## Exercise prompt
Reproduce the entries in full, with no changes.

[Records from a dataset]
=======

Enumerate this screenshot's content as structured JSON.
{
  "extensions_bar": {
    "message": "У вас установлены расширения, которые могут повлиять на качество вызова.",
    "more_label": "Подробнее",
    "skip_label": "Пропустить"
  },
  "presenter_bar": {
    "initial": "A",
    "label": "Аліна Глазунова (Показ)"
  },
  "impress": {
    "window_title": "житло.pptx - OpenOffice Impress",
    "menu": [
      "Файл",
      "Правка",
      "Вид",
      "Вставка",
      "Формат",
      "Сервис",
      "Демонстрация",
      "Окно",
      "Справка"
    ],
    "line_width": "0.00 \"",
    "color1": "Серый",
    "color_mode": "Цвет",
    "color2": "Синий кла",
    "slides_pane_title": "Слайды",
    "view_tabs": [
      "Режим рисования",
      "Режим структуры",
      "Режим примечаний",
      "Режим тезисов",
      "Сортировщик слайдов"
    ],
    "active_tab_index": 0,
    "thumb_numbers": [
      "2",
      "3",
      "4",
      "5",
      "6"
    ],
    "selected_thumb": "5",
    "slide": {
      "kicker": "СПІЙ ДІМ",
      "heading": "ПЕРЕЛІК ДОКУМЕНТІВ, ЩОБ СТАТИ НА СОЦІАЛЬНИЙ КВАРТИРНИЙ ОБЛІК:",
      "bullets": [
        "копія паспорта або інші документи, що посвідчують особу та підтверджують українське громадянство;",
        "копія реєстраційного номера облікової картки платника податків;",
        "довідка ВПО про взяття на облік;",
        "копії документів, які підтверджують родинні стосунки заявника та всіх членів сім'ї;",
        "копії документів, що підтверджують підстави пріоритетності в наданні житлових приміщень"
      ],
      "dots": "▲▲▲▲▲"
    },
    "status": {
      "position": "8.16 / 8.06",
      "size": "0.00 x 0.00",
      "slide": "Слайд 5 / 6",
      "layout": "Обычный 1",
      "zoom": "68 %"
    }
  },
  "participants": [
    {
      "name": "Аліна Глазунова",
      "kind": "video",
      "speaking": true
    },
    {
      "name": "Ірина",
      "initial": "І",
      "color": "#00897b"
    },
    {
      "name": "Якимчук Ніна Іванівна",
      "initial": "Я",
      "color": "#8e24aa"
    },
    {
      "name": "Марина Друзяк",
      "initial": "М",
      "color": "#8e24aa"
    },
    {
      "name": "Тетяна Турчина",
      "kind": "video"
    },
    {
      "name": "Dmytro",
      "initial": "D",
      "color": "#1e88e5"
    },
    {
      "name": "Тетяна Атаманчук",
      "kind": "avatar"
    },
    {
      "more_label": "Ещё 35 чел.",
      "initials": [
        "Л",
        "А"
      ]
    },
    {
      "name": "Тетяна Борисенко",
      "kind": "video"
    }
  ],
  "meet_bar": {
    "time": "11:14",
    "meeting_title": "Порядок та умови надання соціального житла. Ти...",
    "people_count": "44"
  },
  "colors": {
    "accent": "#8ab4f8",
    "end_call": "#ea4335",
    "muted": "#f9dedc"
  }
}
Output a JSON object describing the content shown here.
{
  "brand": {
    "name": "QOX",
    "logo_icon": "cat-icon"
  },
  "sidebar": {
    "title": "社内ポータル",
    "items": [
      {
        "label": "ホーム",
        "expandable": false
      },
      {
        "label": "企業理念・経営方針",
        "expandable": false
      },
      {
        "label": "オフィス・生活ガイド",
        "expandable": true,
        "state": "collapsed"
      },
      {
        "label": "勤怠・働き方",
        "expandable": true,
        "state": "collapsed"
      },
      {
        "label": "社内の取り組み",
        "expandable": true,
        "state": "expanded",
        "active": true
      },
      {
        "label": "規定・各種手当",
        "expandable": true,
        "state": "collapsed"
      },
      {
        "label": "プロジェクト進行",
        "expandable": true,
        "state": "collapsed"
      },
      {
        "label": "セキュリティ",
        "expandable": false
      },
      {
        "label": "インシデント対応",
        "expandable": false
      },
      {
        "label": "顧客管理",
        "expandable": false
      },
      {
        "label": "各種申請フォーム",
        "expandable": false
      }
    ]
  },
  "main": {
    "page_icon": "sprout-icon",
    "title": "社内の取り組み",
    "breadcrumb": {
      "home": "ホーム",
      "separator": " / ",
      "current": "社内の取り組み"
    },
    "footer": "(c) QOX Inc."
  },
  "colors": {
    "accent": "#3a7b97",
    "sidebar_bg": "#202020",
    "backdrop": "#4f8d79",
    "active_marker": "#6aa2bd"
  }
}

=======

## Solution below
Enumerate this screenshot's content as structured JSON.
{
  "extensions_bar": {
    "message": "У вас установлены расширения, которые могут повлиять на качество вызова.",
    "more_label": "Подробнее",
    "skip_label": "Пропустить"
  },
  "presenter_bar": {
    "initial": "A",
    "label": "Аліна Глазунова (Показ)"
  },
  "impress": {
    "window_title": "житло.pptx - OpenOffice Impress",
    "menu": [
      "Файл",
      "Правка",
      "Вид",
      "Вставка",
      "Формат",
      "Сервис",
      "Демонстрация",
      "Окно",
      "Справка"
    ],
    "line_width": "0.00 \"",
    "color1": "Серый",
    "color_mode": "Цвет",
    "color2": "Синий кла",
    "slides_pane_title": "Слайды",
    "view_tabs": [
      "Режим рисования",
      "Режим структуры",
      "Режим примечаний",
      "Режим тезисов",
      "Сортировщик слайдов"
    ],
    "active_tab_index": 0,
    "thumb_numbers": [
      "2",
      "3",
      "4",
      "5",
      "6"
    ],
    "selected_thumb": "5",
    "slide": {
      "kicker": "СПІЙ ДІМ",
      "heading": "ПЕРЕЛІК ДОКУМЕНТІВ, ЩОБ СТАТИ НА СОЦІАЛЬНИЙ КВАРТИРНИЙ ОБЛІК:",
      "bullets": [
        "копія паспорта або інші документи, що посвідчують особу та підтверджують українське громадянство;",
        "копія реєстраційного номера облікової картки платника податків;",
        "довідка ВПО про взяття на облік;",
        "копії документів, які підтверджують родинні стосунки заявника та всіх членів сім'ї;",
        "копії документів, що підтверджують підстави пріоритетності в наданні житлових приміщень"
      ],
      "dots": "▲▲▲▲▲"
    },
    "status": {
      "position": "8.16 / 8.06",
      "size": "0.00 x 0.00",
      "slide": "Слайд 5 / 6",
      "layout": "Обычный 1",
      "zoom": "68 %"
    }
  },
  "participants": [
    {
      "name": "Аліна Глазунова",
      "kind": "video",
      "speaking": true
    },
    {
      "name": "Ірина",
      "initial": "І",
      "color": "#00897b"
    },
    {
      "name": "Якимчук Ніна Іванівна",
      "initial": "Я",
      "color": "#8e24aa"
    },
    {
      "name": "Марина Друзяк",
      "initial": "М",
      "color": "#8e24aa"
    },
    {
      "name": "Тетяна Турчина",
      "kind": "video"
    },
    {
      "name": "Dmytro",
      "initial": "D",
      "color": "#1e88e5"
    },
    {
      "name": "Тетяна Атаманчук",
      "kind": "avatar"
    },
    {
      "more_label": "Ещё 35 чел.",
      "initials": [
        "Л",
        "А"
      ]
    },
    {
      "name": "Тетяна Борисенко",
      "kind": "video"
    }
  ],
  "meet_bar": {
    "time": "11:14",
    "meeting_title": "Порядок та умови надання соціального житла. Ти...",
    "people_count": "44"
  },
  "colors": {
    "accent": "#8ab4f8",
    "end_call": "#ea4335",
    "muted": "#f9dedc"
  }
}
Output a JSON object describing the content shown here.
{
  "brand": {
    "name": "QOX",
    "logo_icon": "cat-icon"
  },
  "sidebar": {
    "title": "社内ポータル",
    "items": [
      {
        "label": "ホーム",
        "expandable": false
      },
      {
        "label": "企業理念・経営方針",
        "expandable": false
      },
      {
        "label": "オフィス・生活ガイド",
        "expandable": true,
        "state": "collapsed"
      },
      {
        "label": "勤怠・働き方",
        "expandable": true,
        "state": "collapsed"
      },
      {
        "label": "社内の取り組み",
        "expandable": true,
        "state": "expanded",
        "active": true
      },
      {
        "label": "規定・各種手当",
        "expandable": true,
        "state": "collapsed"
      },
      {
        "label": "プロジェクト進行",
        "expandable": true,
        "state": "collapsed"
      },
      {
        "label": "セキュリティ",
        "expandable": false
      },
      {
        "label": "インシデント対応",
        "expandable": false
      },
      {
        "label": "顧客管理",
        "expandable": false
      },
      {
        "label": "各種申請フォーム",
        "expandable": false
      }
    ]
  },
  "main": {
    "page_icon": "sprout-icon",
    "title": "社内の取り組み",
    "breadcrumb": {
      "home": "ホーム",
      "separator": " / ",
      "current": "社内の取り組み"
    },
    "footer": "(c) QOX Inc."
  },
  "colors": {
    "accent": "#3a7b97",
    "sidebar_bg": "#202020",
    "backdrop": "#4f8d79",
    "active_marker": "#6aa2bd"
  }
}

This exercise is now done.